§ OBJECTIVE
Look through the lines below and state how many hold the word "this". Write only the number.

===== DATA RECORDS

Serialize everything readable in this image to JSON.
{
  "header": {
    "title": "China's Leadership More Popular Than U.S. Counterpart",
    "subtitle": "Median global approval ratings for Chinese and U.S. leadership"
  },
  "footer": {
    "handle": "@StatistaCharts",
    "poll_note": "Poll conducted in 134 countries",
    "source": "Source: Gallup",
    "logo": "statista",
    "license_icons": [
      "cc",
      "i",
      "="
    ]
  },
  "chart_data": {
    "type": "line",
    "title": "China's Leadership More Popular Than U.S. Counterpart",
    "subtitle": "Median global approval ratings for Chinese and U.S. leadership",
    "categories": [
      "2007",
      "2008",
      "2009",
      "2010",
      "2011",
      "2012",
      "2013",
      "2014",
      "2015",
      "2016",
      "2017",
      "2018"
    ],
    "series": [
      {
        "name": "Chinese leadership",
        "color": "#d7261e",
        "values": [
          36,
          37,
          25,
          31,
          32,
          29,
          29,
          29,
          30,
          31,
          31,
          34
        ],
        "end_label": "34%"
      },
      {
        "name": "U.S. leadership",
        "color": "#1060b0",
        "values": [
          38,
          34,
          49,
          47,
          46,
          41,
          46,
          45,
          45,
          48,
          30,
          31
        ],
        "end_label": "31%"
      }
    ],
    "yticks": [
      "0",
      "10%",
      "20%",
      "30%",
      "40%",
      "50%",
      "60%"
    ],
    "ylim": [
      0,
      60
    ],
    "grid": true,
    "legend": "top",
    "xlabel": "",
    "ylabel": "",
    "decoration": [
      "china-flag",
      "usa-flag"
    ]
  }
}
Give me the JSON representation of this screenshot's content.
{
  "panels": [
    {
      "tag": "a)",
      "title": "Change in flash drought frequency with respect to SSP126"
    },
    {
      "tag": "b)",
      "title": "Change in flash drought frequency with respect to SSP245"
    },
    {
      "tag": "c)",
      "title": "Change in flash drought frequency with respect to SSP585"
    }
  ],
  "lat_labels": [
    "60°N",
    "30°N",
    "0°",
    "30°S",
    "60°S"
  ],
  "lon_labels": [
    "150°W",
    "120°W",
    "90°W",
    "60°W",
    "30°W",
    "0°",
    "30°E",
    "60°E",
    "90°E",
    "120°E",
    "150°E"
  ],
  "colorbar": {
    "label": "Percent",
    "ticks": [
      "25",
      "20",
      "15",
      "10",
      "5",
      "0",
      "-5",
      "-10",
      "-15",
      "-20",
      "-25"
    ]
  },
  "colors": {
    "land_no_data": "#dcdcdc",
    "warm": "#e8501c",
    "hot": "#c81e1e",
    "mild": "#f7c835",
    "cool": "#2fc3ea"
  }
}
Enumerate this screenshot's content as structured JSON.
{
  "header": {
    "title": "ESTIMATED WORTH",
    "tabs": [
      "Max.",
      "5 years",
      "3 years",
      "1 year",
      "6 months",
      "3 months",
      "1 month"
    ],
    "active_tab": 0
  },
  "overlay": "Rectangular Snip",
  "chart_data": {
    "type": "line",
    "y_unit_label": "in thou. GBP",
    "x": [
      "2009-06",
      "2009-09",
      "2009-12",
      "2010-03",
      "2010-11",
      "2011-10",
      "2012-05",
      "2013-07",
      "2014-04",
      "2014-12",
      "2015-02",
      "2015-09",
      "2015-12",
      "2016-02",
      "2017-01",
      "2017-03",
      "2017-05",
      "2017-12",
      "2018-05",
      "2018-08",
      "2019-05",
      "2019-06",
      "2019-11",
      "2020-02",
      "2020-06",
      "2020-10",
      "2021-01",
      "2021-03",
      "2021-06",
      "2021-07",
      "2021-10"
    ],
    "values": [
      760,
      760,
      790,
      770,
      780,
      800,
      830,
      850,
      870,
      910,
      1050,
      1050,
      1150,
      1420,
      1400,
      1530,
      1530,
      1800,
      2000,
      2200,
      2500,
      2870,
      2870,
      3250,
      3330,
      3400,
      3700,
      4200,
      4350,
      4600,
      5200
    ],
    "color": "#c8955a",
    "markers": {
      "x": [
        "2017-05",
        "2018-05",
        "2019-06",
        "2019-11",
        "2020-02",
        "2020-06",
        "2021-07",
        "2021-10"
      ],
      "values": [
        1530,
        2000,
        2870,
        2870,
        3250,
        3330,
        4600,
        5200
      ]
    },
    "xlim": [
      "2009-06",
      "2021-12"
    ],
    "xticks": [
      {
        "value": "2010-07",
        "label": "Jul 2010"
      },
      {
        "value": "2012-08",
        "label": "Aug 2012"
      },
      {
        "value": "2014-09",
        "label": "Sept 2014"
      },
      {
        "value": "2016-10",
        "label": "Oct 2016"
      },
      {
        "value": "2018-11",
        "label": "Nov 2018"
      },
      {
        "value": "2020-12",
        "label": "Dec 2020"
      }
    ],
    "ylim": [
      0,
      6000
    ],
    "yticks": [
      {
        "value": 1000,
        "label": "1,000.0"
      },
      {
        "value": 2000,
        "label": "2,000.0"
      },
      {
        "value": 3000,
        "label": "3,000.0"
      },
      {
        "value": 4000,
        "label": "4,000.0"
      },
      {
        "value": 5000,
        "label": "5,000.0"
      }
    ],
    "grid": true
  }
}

==========

§ OUTPUT BELOW
3